>>>

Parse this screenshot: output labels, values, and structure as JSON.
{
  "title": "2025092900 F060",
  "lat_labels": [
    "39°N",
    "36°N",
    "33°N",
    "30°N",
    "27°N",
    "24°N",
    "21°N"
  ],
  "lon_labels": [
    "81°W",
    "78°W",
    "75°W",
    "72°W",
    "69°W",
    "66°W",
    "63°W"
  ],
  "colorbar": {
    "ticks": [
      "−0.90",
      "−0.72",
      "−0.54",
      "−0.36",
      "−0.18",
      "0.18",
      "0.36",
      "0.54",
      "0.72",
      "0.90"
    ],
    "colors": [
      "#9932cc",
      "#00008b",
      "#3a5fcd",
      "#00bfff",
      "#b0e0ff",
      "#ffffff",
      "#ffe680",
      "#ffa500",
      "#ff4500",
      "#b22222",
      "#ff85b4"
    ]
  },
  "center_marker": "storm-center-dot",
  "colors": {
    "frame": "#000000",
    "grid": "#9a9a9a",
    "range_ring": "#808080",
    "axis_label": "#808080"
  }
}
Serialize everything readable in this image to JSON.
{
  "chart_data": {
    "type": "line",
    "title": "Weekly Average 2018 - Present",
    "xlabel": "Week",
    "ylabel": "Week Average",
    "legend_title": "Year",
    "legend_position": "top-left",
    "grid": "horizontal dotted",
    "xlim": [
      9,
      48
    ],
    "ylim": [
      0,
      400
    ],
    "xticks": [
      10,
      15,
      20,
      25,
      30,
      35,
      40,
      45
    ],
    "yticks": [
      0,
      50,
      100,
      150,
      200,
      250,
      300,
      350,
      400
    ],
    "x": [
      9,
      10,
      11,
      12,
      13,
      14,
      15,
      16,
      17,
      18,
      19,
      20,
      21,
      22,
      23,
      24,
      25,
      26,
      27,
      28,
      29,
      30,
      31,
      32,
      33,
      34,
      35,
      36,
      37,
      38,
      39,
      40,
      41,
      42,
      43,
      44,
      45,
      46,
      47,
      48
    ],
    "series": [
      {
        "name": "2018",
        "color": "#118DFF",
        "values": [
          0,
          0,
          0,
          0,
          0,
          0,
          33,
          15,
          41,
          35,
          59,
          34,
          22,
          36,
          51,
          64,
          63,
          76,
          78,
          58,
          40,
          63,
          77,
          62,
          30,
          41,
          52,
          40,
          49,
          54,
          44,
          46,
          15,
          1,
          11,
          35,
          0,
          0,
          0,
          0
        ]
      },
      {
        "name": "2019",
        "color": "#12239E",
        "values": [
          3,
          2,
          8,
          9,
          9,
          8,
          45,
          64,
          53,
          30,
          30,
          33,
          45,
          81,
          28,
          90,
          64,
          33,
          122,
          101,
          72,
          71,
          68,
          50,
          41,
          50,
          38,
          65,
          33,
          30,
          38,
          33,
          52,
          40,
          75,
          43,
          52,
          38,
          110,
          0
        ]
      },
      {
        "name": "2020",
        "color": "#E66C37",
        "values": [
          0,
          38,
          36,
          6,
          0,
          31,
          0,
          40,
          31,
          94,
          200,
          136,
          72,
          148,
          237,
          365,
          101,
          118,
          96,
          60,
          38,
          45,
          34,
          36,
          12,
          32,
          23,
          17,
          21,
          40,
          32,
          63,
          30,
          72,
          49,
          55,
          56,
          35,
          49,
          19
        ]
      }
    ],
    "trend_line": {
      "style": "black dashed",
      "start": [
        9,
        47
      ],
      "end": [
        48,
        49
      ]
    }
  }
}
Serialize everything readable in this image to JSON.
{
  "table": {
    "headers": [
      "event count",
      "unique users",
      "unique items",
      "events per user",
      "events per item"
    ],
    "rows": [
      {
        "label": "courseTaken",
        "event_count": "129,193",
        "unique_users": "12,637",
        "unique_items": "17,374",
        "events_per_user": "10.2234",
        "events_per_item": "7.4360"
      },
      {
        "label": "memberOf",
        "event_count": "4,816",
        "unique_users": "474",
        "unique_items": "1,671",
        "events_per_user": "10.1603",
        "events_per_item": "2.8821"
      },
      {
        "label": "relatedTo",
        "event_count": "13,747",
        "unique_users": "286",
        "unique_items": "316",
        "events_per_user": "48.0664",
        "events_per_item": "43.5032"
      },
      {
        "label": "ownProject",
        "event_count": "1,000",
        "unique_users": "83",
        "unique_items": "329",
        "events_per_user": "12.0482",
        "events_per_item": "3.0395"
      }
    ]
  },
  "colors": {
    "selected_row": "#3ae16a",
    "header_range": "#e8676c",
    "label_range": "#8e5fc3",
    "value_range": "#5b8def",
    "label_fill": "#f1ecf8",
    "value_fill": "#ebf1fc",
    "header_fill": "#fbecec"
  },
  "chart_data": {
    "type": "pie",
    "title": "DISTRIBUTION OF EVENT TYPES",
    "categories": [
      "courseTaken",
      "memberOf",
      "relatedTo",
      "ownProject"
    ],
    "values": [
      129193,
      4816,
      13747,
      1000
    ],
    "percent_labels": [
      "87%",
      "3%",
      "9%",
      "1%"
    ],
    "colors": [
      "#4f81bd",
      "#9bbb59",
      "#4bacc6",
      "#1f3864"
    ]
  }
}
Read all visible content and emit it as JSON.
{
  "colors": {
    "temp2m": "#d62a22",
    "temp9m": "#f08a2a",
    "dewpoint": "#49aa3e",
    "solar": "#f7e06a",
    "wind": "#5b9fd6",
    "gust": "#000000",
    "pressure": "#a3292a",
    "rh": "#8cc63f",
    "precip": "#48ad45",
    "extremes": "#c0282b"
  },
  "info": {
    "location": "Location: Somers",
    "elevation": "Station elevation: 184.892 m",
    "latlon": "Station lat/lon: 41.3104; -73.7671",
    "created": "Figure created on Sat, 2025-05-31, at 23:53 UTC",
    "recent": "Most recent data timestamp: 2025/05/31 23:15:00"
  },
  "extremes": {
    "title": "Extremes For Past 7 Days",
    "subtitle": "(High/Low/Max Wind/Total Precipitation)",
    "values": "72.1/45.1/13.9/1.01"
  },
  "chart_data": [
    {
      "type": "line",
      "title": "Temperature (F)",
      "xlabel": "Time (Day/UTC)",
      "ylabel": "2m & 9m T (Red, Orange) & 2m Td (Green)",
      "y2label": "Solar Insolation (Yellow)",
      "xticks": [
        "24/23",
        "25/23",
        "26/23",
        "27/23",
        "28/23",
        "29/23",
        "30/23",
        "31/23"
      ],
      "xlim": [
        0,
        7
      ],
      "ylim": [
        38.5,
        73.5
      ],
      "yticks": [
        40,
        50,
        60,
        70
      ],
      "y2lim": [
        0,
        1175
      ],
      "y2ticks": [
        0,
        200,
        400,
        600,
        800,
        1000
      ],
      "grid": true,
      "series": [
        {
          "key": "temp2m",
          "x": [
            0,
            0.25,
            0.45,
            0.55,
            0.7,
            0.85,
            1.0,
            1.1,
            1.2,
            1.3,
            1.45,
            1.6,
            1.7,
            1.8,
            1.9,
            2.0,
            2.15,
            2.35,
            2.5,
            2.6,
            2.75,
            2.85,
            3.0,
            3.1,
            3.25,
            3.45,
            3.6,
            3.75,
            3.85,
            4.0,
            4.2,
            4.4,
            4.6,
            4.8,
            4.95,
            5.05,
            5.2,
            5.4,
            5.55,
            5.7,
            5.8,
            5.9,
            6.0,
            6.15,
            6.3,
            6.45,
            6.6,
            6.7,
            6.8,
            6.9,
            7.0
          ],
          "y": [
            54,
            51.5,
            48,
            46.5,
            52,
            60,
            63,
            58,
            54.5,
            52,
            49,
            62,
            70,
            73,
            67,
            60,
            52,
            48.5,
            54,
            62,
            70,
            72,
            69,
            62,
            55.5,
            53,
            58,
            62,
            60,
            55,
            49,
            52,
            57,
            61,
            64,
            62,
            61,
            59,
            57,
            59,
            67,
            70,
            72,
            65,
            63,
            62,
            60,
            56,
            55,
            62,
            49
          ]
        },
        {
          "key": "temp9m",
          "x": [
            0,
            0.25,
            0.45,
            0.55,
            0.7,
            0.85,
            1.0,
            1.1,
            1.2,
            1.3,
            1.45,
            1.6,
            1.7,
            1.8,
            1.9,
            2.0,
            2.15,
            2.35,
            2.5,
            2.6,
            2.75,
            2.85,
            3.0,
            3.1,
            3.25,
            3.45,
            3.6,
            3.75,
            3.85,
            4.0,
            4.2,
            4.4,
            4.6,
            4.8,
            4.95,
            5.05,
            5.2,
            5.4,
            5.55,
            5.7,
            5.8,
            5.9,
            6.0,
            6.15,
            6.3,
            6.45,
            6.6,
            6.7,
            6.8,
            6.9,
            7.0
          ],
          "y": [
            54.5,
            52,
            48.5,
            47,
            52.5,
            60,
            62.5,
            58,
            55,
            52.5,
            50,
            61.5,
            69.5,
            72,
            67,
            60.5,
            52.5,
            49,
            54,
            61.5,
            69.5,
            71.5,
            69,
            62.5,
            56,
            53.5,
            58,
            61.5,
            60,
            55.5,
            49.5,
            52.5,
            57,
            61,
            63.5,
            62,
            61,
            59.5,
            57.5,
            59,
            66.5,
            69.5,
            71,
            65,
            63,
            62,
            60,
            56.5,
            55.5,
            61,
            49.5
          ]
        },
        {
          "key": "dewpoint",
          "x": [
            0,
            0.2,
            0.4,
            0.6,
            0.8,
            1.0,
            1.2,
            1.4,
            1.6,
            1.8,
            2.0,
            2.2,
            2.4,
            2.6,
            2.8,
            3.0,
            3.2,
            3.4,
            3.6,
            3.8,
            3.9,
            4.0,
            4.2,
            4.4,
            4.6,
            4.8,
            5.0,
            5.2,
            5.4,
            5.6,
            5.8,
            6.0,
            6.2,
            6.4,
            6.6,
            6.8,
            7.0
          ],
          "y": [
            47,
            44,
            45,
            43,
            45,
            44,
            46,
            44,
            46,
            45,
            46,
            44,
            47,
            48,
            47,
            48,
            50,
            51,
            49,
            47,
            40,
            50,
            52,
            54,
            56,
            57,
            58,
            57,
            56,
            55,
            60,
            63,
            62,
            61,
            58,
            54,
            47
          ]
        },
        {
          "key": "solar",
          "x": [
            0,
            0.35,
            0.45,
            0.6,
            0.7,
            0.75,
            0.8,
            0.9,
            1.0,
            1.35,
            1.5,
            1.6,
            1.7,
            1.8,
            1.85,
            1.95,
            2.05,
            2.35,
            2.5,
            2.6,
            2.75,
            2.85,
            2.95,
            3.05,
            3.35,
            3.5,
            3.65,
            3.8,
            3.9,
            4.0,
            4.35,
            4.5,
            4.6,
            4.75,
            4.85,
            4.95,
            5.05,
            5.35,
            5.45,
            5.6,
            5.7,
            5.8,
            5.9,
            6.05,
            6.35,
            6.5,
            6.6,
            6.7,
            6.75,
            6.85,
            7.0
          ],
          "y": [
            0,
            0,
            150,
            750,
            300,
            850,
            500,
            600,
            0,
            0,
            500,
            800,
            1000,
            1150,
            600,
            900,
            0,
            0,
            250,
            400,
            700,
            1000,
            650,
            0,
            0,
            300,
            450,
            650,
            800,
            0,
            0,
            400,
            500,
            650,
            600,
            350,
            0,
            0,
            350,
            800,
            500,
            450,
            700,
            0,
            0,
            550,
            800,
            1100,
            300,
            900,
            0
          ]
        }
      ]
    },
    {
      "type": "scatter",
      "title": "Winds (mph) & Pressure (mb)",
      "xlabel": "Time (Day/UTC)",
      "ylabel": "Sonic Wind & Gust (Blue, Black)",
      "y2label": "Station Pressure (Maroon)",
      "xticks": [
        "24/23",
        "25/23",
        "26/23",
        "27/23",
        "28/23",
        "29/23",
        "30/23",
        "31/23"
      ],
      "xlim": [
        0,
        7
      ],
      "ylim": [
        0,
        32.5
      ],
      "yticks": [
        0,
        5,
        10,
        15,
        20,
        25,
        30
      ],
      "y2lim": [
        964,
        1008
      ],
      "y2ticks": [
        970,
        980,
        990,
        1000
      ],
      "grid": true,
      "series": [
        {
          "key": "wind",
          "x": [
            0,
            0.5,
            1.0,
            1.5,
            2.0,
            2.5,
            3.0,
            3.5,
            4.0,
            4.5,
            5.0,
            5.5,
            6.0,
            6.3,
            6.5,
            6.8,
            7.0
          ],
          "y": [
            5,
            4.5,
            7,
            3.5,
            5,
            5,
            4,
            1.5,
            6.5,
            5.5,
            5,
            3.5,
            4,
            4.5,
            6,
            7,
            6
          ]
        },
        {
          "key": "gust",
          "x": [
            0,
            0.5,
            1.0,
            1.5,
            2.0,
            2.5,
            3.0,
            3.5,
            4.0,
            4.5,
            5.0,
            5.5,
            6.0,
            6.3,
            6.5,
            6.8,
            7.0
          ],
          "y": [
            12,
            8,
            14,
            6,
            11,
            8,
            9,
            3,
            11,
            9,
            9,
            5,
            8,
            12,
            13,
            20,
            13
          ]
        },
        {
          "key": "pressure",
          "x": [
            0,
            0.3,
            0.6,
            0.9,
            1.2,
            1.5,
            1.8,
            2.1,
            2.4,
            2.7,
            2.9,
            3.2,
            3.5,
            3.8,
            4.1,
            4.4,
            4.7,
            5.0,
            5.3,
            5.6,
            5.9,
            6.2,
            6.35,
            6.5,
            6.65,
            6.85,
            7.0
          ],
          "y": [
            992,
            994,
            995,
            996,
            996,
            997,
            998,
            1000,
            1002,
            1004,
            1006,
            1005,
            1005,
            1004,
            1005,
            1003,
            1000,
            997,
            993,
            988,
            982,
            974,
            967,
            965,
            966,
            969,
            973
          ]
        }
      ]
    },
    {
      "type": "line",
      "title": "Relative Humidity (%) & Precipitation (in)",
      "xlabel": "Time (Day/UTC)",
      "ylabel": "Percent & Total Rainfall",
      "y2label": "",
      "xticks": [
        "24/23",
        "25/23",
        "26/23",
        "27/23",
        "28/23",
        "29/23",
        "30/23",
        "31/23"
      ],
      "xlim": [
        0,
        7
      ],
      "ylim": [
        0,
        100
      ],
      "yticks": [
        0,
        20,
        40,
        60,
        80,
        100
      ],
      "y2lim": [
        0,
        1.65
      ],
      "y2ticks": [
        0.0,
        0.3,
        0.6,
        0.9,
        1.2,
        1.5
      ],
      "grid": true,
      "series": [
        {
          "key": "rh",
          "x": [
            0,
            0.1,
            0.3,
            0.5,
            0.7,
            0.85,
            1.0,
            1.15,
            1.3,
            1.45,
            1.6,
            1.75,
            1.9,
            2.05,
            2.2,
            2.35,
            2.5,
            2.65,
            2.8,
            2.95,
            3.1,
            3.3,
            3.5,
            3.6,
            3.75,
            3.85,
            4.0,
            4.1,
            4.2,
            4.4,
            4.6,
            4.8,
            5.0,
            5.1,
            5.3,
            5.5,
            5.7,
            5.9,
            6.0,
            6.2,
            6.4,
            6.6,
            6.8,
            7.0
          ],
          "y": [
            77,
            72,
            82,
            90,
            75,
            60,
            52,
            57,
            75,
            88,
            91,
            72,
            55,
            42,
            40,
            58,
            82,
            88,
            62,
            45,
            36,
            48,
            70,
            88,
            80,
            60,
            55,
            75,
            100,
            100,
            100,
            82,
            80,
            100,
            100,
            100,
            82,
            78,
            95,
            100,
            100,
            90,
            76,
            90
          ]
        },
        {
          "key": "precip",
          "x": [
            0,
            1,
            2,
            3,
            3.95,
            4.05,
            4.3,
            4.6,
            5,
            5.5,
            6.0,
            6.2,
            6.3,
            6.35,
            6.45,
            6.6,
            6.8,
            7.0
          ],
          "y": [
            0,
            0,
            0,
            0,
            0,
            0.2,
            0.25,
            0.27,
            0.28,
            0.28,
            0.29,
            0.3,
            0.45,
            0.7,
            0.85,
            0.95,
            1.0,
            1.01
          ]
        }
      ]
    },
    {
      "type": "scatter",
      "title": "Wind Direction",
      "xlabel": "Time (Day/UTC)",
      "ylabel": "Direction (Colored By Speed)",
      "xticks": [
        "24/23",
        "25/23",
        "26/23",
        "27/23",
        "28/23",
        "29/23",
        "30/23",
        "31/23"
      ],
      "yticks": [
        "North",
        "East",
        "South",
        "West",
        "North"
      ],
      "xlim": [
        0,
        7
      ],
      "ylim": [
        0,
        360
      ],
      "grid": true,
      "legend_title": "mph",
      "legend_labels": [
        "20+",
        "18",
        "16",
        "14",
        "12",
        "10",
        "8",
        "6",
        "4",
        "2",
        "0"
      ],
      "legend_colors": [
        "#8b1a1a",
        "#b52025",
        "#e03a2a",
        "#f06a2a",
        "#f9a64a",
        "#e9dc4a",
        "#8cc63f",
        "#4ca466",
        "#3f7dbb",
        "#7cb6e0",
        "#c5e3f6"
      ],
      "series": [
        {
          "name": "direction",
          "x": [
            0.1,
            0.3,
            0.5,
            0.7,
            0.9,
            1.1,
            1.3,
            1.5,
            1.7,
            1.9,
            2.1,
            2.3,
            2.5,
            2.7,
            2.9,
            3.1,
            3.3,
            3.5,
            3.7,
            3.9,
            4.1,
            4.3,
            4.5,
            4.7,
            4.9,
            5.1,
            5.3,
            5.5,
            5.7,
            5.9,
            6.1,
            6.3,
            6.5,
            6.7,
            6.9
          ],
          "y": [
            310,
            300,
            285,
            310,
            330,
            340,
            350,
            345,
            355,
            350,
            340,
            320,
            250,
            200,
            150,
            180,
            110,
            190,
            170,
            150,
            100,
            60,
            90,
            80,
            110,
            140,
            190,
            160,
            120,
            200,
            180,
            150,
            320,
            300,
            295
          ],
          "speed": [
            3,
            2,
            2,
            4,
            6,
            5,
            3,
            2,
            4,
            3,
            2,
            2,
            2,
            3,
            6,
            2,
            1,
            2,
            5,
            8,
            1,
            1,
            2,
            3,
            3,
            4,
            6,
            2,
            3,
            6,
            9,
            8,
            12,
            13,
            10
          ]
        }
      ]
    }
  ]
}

<<<

» Aim
Find each line holding the string "ylabel" and copy it out.

» Written reply
    "ylabel": "Week Average",
      "ylabel": "2m & 9m T (Red, Orange) & 2m Td (Green)",
      "ylabel": "Sonic Wind & Gust (Blue, Black)",
      "ylabel": "Percent & Total Rainfall",
      "ylabel": "Direction (Colored By Speed)",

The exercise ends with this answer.